▶ **Provided entries**
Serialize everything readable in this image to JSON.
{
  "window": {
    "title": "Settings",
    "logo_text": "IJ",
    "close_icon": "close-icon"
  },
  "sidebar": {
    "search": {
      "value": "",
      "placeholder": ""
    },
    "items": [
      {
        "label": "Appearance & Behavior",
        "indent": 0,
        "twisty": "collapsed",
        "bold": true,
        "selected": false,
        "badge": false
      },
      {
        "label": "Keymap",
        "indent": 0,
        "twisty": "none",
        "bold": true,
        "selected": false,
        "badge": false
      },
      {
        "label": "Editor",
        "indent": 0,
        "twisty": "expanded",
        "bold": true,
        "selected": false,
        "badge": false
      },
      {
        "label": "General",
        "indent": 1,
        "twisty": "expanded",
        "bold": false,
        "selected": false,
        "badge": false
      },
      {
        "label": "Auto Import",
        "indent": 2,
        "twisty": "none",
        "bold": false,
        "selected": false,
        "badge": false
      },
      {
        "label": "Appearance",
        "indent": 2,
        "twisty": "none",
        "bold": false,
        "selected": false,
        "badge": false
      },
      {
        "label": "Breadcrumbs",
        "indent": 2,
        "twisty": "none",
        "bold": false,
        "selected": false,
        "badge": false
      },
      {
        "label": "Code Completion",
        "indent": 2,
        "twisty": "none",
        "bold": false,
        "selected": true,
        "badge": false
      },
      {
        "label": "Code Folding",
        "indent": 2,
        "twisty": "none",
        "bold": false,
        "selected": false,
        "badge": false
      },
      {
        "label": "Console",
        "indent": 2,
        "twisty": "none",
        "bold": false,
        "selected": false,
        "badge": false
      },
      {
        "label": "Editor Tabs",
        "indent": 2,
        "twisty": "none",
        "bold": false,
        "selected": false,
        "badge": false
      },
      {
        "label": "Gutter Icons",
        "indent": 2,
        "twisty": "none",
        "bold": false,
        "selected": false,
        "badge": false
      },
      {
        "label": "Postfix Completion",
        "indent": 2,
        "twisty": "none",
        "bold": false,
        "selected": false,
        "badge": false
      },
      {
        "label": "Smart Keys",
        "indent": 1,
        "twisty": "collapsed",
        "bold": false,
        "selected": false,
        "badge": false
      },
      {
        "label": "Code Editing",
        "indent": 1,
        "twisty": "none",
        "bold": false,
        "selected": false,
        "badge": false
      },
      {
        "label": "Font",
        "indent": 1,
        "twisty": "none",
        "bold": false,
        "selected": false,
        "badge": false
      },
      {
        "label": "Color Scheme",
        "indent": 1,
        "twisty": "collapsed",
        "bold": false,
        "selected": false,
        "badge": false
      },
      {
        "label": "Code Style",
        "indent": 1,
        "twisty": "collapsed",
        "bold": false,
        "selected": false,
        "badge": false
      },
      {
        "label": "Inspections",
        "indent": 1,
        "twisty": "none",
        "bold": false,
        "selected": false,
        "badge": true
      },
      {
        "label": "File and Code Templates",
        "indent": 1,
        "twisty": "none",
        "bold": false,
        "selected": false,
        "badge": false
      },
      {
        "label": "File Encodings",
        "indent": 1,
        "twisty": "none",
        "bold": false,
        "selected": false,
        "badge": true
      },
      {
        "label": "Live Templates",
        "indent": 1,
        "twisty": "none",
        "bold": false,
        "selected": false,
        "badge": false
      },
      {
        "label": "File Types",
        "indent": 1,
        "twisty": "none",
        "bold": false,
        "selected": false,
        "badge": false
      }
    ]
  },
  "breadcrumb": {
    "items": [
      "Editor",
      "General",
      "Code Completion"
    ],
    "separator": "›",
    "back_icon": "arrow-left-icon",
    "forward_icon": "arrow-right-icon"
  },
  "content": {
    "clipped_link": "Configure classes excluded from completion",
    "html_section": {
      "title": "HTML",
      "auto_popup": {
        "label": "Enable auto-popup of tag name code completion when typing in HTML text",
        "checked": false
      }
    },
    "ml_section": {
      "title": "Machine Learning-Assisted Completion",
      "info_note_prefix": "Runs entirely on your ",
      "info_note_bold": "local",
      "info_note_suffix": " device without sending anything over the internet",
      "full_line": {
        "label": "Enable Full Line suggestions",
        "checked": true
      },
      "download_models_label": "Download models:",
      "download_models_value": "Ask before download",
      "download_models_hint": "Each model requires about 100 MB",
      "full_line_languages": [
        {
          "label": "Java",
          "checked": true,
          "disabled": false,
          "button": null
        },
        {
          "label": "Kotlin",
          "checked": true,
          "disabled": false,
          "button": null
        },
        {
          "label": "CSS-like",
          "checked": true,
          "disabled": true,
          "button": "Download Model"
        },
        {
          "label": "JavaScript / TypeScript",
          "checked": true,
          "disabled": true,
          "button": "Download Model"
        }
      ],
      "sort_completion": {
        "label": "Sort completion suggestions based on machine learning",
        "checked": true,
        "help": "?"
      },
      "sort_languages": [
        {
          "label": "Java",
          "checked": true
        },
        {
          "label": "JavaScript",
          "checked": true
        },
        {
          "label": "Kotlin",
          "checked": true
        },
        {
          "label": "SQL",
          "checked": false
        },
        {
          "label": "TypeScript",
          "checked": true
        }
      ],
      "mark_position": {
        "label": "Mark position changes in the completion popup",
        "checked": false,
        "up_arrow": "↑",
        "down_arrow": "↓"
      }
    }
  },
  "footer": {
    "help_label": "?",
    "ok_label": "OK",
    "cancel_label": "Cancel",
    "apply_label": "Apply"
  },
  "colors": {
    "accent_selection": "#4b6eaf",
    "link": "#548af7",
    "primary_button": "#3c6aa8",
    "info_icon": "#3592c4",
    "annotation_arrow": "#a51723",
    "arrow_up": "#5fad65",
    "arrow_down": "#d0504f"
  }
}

▶ **Directions**
Restate the records, all of them, precisely as written.

▶ **Finished exercise**
Serialize everything readable in this image to JSON.
{
  "window": {
    "title": "Settings",
    "logo_text": "IJ",
    "close_icon": "close-icon"
  },
  "sidebar": {
    "search": {
      "value": "",
      "placeholder": ""
    },
    "items": [
      {
        "label": "Appearance & Behavior",
        "indent": 0,
        "twisty": "collapsed",
        "bold": true,
        "selected": false,
        "badge": false
      },
      {
        "label": "Keymap",
        "indent": 0,
        "twisty": "none",
        "bold": true,
        "selected": false,
        "badge": false
      },
      {
        "label": "Editor",
        "indent": 0,
        "twisty": "expanded",
        "bold": true,
        "selected": false,
        "badge": false
      },
      {
        "label": "General",
        "indent": 1,
        "twisty": "expanded",
        "bold": false,
        "selected": false,
        "badge": false
      },
      {
        "label": "Auto Import",
        "indent": 2,
        "twisty": "none",
        "bold": false,
        "selected": false,
        "badge": false
      },
      {
        "label": "Appearance",
        "indent": 2,
        "twisty": "none",
        "bold": false,
        "selected": false,
        "badge": false
      },
      {
        "label": "Breadcrumbs",
        "indent": 2,
        "twisty": "none",
        "bold": false,
        "selected": false,
        "badge": false
      },
      {
        "label": "Code Completion",
        "indent": 2,
        "twisty": "none",
        "bold": false,
        "selected": true,
        "badge": false
      },
      {
        "label": "Code Folding",
        "indent": 2,
        "twisty": "none",
        "bold": false,
        "selected": false,
        "badge": false
      },
      {
        "label": "Console",
        "indent": 2,
        "twisty": "none",
        "bold": false,
        "selected": false,
        "badge": false
      },
      {
        "label": "Editor Tabs",
        "indent": 2,
        "twisty": "none",
        "bold": false,
        "selected": false,
        "badge": false
      },
      {
        "label": "Gutter Icons",
        "indent": 2,
        "twisty": "none",
        "bold": false,
        "selected": false,
        "badge": false
      },
      {
        "label": "Postfix Completion",
        "indent": 2,
        "twisty": "none",
        "bold": false,
        "selected": false,
        "badge": false
      },
      {
        "label": "Smart Keys",
        "indent": 1,
        "twisty": "collapsed",
        "bold": false,
        "selected": false,
        "badge": false
      },
      {
        "label": "Code Editing",
        "indent": 1,
        "twisty": "none",
        "bold": false,
        "selected": false,
        "badge": false
      },
      {
        "label": "Font",
        "indent": 1,
        "twisty": "none",
        "bold": false,
        "selected": false,
        "badge": false
      },
      {
        "label": "Color Scheme",
        "indent": 1,
        "twisty": "collapsed",
        "bold": false,
        "selected": false,
        "badge": false
      },
      {
        "label": "Code Style",
        "indent": 1,
        "twisty": "collapsed",
        "bold": false,
        "selected": false,
        "badge": false
      },
      {
        "label": "Inspections",
        "indent": 1,
        "twisty": "none",
        "bold": false,
        "selected": false,
        "badge": true
      },
      {
        "label": "File and Code Templates",
        "indent": 1,
        "twisty": "none",
        "bold": false,
        "selected": false,
        "badge": false
      },
      {
        "label": "File Encodings",
        "indent": 1,
        "twisty": "none",
        "bold": false,
        "selected": false,
        "badge": true
      },
      {
        "label": "Live Templates",
        "indent": 1,
        "twisty": "none",
        "bold": false,
        "selected": false,
        "badge": false
      },
      {
        "label": "File Types",
        "indent": 1,
        "twisty": "none",
        "bold": false,
        "selected": false,
        "badge": false
      }
    ]
  },
  "breadcrumb": {
    "items": [
      "Editor",
      "General",
      "Code Completion"
    ],
    "separator": "›",
    "back_icon": "arrow-left-icon",
    "forward_icon": "arrow-right-icon"
  },
  "content": {
    "clipped_link": "Configure classes excluded from completion",
    "html_section": {
      "title": "HTML",
      "auto_popup": {
        "label": "Enable auto-popup of tag name code completion when typing in HTML text",
        "checked": false
      }
    },
    "ml_section": {
      "title": "Machine Learning-Assisted Completion",
      "info_note_prefix": "Runs entirely on your ",
      "info_note_bold": "local",
      "info_note_suffix": " device without sending anything over the internet",
      "full_line": {
        "label": "Enable Full Line suggestions",
        "checked": true
      },
      "download_models_label": "Download models:",
      "download_models_value": "Ask before download",
      "download_models_hint": "Each model requires about 100 MB",
      "full_line_languages": [
        {
          "label": "Java",
          "checked": true,
          "disabled": false,
          "button": null
        },
        {
          "label": "Kotlin",
          "checked": true,
          "disabled": false,
          "button": null
        },
        {
          "label": "CSS-like",
          "checked": true,
          "disabled": true,
          "button": "Download Model"
        },
        {
          "label": "JavaScript / TypeScript",
          "checked": true,
          "disabled": true,
          "button": "Download Model"
        }
      ],
      "sort_completion": {
        "label": "Sort completion suggestions based on machine learning",
        "checked": true,
        "help": "?"
      },
      "sort_languages": [
        {
          "label": "Java",
          "checked": true
        },
        {
          "label": "JavaScript",
          "checked": true
        },
        {
          "label": "Kotlin",
          "checked": true
        },
        {
          "label": "SQL",
          "checked": false
        },
        {
          "label": "TypeScript",
          "checked": true
        }
      ],
      "mark_position": {
        "label": "Mark position changes in the completion popup",
        "checked": false,
        "up_arrow": "↑",
        "down_arrow": "↓"
      }
    }
  },
  "footer": {
    "help_label": "?",
    "ok_label": "OK",
    "cancel_label": "Cancel",
    "apply_label": "Apply"
  },
  "colors": {
    "accent_selection": "#4b6eaf",
    "link": "#548af7",
    "primary_button": "#3c6aa8",
    "info_icon": "#3592c4",
    "annotation_arrow": "#a51723",
    "arrow_up": "#5fad65",
    "arrow_down": "#d0504f"
  }
}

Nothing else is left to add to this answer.